● **GIVEN REQUEST**:
Copy every line from the material below that holds "SRMTID".

[Data extracted from a collection]
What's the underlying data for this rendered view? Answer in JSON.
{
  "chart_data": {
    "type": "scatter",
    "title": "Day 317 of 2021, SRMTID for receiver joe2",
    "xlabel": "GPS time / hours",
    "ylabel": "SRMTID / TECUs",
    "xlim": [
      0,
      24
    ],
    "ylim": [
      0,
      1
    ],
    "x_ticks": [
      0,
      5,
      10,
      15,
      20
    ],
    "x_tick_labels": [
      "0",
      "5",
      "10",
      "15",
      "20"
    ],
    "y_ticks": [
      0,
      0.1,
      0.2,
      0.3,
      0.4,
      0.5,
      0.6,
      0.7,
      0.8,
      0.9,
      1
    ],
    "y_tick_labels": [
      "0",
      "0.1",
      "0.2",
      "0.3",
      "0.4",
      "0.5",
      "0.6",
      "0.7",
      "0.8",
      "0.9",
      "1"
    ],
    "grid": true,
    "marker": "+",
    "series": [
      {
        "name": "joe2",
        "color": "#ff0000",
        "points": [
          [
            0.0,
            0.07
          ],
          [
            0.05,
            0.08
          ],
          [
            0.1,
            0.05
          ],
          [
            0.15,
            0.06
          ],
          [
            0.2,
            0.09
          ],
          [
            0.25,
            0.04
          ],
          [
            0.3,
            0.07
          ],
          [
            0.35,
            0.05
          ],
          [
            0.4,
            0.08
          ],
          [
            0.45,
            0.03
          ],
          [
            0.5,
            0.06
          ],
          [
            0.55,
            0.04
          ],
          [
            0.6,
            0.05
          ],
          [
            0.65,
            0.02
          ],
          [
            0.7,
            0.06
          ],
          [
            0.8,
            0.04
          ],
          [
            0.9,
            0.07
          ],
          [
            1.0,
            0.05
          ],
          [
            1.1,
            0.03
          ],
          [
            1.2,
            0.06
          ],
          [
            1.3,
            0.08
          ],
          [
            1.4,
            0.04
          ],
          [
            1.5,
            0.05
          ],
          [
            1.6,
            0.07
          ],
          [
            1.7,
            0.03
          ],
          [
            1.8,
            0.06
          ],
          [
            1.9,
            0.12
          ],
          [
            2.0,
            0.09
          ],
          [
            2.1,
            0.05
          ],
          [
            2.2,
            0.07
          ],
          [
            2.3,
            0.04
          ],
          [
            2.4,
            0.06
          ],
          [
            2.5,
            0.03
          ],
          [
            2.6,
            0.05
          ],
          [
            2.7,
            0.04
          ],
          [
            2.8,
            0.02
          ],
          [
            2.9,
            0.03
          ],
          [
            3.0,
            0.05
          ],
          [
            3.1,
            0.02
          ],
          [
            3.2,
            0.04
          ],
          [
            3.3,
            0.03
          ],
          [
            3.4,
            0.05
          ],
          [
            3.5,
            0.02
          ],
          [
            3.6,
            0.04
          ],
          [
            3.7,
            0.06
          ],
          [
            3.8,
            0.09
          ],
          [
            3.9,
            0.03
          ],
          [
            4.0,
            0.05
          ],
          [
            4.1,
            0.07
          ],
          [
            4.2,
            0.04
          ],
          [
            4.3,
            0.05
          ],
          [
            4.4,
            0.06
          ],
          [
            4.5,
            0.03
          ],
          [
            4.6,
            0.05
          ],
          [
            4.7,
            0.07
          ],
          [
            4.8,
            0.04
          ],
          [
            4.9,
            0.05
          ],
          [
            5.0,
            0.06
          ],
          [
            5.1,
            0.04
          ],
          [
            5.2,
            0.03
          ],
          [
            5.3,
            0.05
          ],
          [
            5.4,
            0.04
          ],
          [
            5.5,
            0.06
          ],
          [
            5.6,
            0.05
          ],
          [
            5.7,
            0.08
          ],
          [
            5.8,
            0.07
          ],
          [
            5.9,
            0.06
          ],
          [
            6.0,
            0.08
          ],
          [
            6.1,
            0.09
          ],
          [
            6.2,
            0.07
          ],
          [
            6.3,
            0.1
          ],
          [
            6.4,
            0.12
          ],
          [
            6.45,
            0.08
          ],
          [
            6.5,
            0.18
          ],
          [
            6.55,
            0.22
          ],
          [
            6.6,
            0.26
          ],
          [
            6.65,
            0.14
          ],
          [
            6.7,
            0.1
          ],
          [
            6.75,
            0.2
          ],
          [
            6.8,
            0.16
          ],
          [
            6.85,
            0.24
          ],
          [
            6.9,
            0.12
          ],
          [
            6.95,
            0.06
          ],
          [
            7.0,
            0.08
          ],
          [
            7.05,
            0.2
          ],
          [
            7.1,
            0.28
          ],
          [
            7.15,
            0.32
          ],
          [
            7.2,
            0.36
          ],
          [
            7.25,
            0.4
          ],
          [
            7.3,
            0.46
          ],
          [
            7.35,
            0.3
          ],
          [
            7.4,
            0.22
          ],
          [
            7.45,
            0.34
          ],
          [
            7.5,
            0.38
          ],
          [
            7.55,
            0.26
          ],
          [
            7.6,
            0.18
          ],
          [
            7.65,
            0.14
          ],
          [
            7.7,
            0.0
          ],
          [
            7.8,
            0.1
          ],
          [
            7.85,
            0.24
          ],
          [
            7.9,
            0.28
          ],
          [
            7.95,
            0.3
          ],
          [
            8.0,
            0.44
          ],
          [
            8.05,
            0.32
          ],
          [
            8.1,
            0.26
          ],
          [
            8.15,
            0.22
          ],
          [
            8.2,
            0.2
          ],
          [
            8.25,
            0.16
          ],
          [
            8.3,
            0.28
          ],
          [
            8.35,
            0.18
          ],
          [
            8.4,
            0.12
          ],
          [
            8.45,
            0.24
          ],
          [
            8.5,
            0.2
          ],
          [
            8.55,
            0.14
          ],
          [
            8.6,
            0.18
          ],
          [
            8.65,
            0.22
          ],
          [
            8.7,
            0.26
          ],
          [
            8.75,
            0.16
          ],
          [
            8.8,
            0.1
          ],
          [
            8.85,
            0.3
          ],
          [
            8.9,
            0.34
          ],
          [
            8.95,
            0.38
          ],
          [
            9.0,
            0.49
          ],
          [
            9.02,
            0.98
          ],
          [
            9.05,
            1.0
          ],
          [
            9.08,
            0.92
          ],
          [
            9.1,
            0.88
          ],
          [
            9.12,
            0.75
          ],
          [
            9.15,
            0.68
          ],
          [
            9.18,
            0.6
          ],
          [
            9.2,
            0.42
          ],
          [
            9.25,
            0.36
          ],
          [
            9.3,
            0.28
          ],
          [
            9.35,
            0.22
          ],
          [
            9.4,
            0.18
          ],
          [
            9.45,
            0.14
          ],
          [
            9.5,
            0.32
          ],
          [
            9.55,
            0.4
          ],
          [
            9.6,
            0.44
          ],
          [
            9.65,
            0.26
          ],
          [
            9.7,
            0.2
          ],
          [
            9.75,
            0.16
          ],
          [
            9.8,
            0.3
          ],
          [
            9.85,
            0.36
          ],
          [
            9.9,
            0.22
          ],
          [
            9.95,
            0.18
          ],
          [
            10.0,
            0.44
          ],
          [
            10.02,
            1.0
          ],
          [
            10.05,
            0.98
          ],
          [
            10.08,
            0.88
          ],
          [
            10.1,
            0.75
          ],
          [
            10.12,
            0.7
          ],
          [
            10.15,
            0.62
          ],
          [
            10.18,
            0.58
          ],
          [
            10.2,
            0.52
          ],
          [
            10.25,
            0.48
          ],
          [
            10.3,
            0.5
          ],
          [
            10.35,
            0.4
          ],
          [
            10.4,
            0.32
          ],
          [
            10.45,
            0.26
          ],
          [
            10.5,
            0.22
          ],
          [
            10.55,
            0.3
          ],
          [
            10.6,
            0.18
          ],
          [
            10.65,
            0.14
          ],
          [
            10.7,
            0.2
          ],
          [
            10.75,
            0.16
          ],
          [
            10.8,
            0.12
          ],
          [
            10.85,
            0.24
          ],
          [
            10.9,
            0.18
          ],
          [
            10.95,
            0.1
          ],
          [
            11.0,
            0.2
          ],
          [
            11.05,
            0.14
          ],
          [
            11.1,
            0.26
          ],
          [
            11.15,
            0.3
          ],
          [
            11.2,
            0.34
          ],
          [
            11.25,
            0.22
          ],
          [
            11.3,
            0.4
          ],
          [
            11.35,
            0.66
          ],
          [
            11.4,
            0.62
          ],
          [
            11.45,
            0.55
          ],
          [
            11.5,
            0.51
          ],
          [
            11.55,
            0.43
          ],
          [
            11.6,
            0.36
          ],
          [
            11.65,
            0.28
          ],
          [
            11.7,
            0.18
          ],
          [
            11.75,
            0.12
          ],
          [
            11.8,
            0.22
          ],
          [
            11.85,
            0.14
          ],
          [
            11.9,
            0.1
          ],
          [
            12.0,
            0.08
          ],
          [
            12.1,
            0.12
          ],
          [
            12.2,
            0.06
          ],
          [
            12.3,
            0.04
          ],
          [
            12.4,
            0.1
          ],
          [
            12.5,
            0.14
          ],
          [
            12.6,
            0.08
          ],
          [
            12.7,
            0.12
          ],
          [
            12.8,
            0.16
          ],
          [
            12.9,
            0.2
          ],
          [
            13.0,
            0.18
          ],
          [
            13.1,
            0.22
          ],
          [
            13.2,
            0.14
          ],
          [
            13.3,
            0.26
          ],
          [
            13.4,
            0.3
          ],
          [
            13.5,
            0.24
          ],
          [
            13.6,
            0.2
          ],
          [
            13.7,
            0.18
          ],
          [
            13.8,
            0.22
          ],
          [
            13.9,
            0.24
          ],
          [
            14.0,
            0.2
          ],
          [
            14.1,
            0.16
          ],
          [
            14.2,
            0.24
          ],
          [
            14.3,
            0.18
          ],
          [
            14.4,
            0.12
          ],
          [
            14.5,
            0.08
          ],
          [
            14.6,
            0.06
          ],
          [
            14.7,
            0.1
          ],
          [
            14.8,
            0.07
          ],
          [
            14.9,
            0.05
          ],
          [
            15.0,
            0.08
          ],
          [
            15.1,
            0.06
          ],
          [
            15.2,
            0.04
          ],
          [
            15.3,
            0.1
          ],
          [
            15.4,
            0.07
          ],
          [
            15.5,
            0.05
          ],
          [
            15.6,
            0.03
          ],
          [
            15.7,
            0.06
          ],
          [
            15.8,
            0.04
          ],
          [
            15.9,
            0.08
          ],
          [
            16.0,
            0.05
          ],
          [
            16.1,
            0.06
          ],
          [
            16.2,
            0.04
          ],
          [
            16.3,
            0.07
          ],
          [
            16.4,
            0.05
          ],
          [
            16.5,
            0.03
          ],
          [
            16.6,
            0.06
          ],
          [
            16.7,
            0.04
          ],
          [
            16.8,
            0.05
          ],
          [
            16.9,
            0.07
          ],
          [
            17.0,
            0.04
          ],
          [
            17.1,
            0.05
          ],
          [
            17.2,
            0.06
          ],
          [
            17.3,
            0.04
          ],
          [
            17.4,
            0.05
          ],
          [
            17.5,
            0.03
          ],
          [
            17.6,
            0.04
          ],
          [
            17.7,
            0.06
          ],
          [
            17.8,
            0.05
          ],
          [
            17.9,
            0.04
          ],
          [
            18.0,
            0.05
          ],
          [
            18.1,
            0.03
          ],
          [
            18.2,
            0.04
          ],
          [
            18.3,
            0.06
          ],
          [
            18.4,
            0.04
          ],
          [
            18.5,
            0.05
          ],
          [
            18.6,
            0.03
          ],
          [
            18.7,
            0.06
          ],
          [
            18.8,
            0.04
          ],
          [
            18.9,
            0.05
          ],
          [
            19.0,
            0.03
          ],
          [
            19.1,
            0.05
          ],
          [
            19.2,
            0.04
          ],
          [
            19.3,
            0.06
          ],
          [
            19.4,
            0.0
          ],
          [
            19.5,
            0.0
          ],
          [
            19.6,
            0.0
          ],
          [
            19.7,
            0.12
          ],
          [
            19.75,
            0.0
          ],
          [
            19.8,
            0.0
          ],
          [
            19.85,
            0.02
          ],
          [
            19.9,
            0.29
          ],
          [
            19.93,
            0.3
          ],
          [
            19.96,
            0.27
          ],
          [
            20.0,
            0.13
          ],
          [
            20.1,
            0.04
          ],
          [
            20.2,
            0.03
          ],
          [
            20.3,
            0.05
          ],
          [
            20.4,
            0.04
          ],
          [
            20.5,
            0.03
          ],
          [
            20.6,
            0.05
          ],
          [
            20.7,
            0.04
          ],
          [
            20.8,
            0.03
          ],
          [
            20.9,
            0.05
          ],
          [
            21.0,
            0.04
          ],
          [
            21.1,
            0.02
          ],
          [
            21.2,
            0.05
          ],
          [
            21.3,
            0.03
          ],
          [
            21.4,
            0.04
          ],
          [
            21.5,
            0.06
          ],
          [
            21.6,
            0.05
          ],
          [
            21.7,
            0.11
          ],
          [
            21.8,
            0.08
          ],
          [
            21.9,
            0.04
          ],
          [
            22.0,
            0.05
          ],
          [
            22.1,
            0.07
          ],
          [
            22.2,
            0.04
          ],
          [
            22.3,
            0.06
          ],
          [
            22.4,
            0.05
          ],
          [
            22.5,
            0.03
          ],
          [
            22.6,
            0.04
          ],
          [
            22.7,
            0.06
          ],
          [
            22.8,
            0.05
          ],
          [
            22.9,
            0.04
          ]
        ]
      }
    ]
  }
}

● **TASK OUTPUT**:
    "title": "Day 317 of 2021, SRMTID for receiver joe2",
    "ylabel": "SRMTID / TECUs",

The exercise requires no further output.